Source records:
>> Begin

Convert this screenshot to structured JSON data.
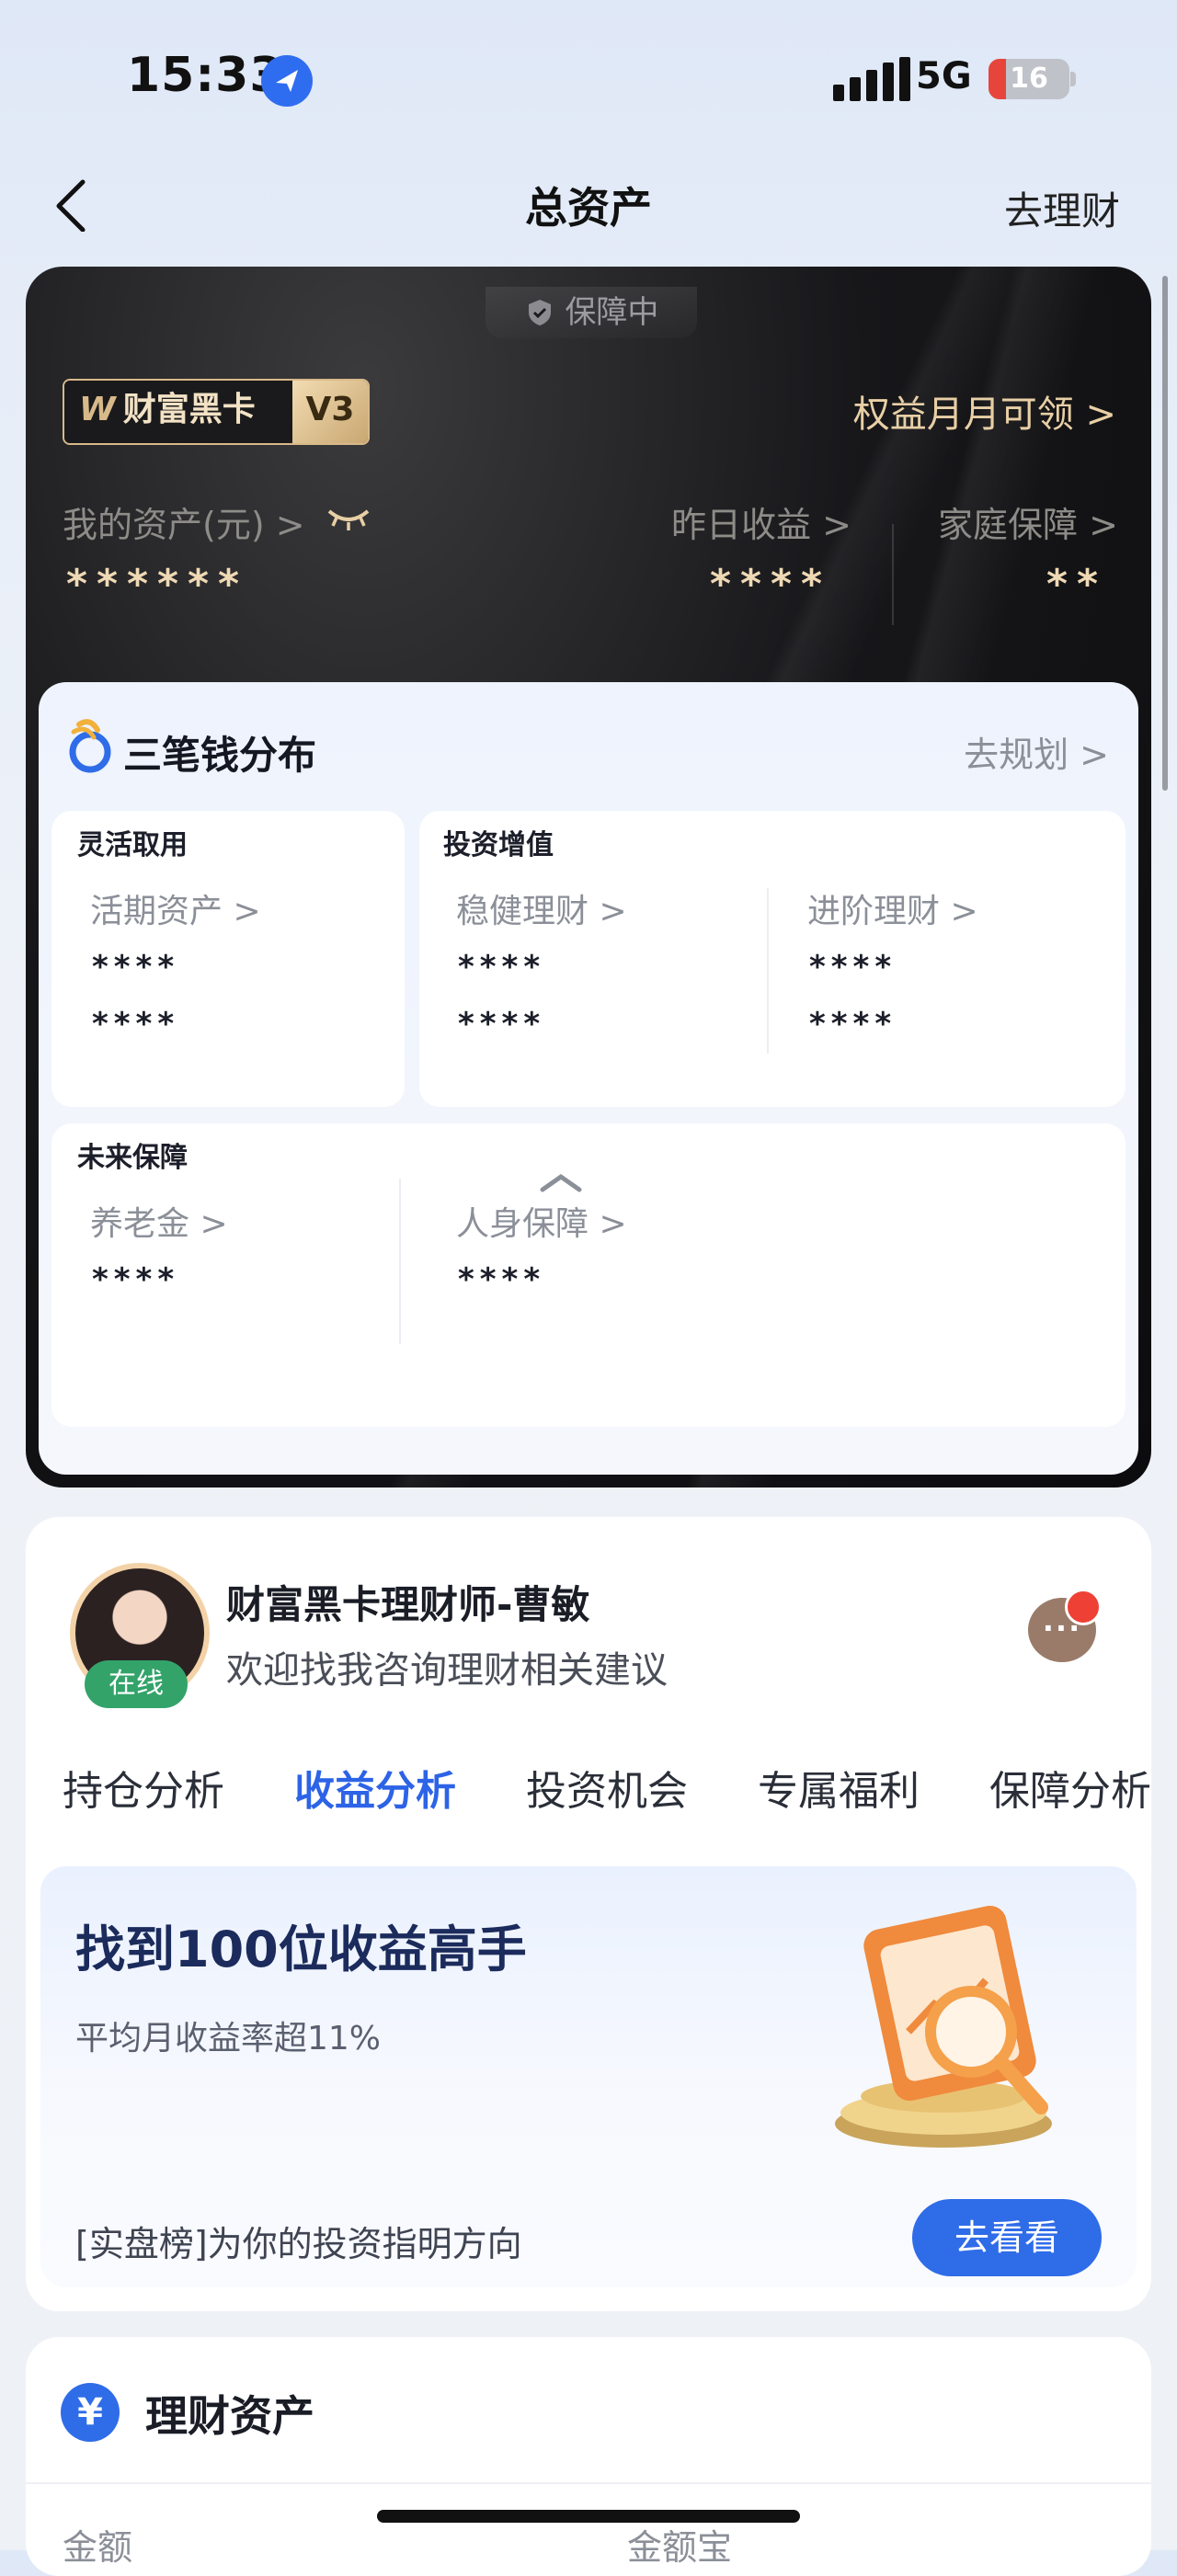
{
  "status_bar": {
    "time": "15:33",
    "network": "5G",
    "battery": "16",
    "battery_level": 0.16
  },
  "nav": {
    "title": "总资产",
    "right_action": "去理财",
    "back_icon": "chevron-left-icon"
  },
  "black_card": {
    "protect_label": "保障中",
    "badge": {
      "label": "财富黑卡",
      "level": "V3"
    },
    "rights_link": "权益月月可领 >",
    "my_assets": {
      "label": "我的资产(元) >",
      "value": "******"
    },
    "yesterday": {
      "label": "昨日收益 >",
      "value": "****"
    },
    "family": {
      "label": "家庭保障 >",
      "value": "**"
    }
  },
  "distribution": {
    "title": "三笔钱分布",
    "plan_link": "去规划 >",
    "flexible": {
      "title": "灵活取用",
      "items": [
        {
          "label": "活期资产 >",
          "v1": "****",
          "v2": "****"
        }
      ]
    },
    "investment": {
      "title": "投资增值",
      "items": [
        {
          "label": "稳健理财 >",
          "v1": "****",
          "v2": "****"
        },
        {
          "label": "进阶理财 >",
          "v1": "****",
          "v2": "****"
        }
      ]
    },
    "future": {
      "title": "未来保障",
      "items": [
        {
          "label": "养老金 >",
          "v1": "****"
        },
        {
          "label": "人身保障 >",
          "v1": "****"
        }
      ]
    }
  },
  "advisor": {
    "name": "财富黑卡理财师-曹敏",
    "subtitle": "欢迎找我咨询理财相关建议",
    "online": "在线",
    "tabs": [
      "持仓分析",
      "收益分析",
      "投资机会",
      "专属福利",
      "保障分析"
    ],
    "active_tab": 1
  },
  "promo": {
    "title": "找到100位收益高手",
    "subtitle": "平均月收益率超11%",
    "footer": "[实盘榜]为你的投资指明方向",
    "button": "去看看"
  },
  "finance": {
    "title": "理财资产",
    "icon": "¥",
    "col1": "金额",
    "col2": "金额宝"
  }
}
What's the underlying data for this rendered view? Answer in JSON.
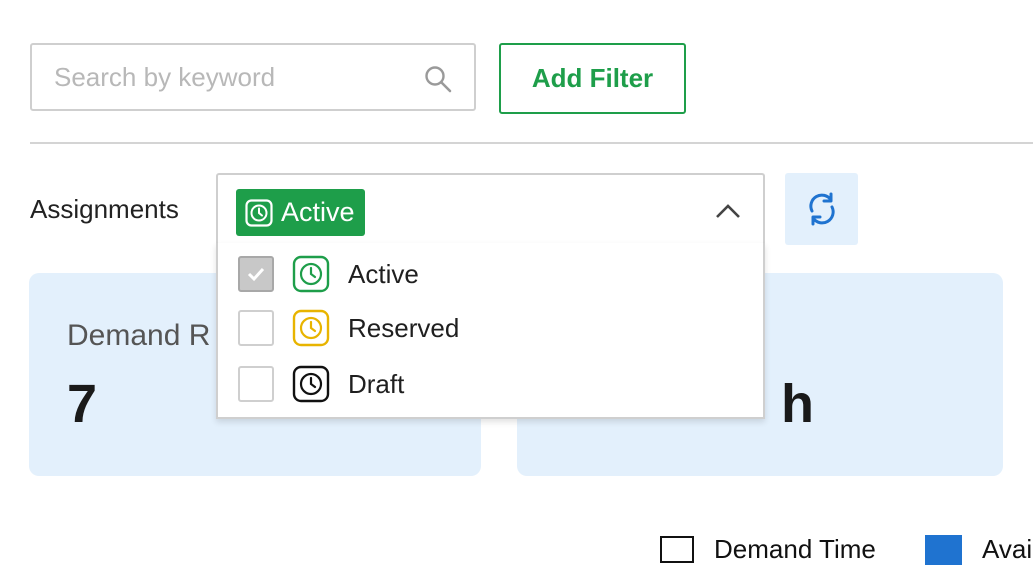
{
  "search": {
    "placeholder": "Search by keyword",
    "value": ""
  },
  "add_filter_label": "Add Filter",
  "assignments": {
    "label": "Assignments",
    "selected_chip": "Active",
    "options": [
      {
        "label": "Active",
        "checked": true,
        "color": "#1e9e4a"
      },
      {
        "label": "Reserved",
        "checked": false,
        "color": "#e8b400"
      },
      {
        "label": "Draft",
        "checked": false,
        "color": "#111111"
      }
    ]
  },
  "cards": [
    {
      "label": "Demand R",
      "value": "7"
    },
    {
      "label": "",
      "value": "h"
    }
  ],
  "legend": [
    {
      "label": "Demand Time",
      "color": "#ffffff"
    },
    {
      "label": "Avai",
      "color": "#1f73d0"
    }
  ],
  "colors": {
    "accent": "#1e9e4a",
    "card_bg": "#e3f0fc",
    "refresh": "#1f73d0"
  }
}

>> End

- **What you will do**
The listing above must be printed again exactly, minus its pictures.

- **Solution**
Convert this screenshot to structured JSON data.
{
  "status_bar": {
    "time": "15:33",
    "network": "5G",
    "battery": "16",
    "battery_level": 0.16
  },
  "nav": {
    "title": "总资产",
    "right_action": "去理财",
    "back_icon": "chevron-left-icon"
  },
  "black_card": {
    "protect_label": "保障中",
    "badge": {
      "label": "财富黑卡",
      "level": "V3"
    },
    "rights_link": "权益月月可领 >",
    "my_assets": {
      "label": "我的资产(元) >",
      "value": "******"
    },
    "yesterday": {
      "label": "昨日收益 >",
      "value": "****"
    },
    "family": {
      "label": "家庭保障 >",
      "value": "**"
    }
  },
  "distribution": {
    "title": "三笔钱分布",
    "plan_link": "去规划 >",
    "flexible": {
      "title": "灵活取用",
      "items": [
        {
          "label": "活期资产 >",
          "v1": "****",
          "v2": "****"
        }
      ]
    },
    "investment": {
      "title": "投资增值",
      "items": [
        {
          "label": "稳健理财 >",
          "v1": "****",
          "v2": "****"
        },
        {
          "label": "进阶理财 >",
          "v1": "****",
          "v2": "****"
        }
      ]
    },
    "future": {
      "title": "未来保障",
      "items": [
        {
          "label": "养老金 >",
          "v1": "****"
        },
        {
          "label": "人身保障 >",
          "v1": "****"
        }
      ]
    }
  },
  "advisor": {
    "name": "财富黑卡理财师-曹敏",
    "subtitle": "欢迎找我咨询理财相关建议",
    "online": "在线",
    "tabs": [
      "持仓分析",
      "收益分析",
      "投资机会",
      "专属福利",
      "保障分析"
    ],
    "active_tab": 1
  },
  "promo": {
    "title": "找到100位收益高手",
    "subtitle": "平均月收益率超11%",
    "footer": "[实盘榜]为你的投资指明方向",
    "button": "去看看"
  },
  "finance": {
    "title": "理财资产",
    "icon": "¥",
    "col1": "金额",
    "col2": "金额宝"
  }
}
What's the underlying data for this rendered view? Answer in JSON.
{
  "search": {
    "placeholder": "Search by keyword",
    "value": ""
  },
  "add_filter_label": "Add Filter",
  "assignments": {
    "label": "Assignments",
    "selected_chip": "Active",
    "options": [
      {
        "label": "Active",
        "checked": true,
        "color": "#1e9e4a"
      },
      {
        "label": "Reserved",
        "checked": false,
        "color": "#e8b400"
      },
      {
        "label": "Draft",
        "checked": false,
        "color": "#111111"
      }
    ]
  },
  "cards": [
    {
      "label": "Demand R",
      "value": "7"
    },
    {
      "label": "",
      "value": "h"
    }
  ],
  "legend": [
    {
      "label": "Demand Time",
      "color": "#ffffff"
    },
    {
      "label": "Avai",
      "color": "#1f73d0"
    }
  ],
  "colors": {
    "accent": "#1e9e4a",
    "card_bg": "#e3f0fc",
    "refresh": "#1f73d0"
  }
}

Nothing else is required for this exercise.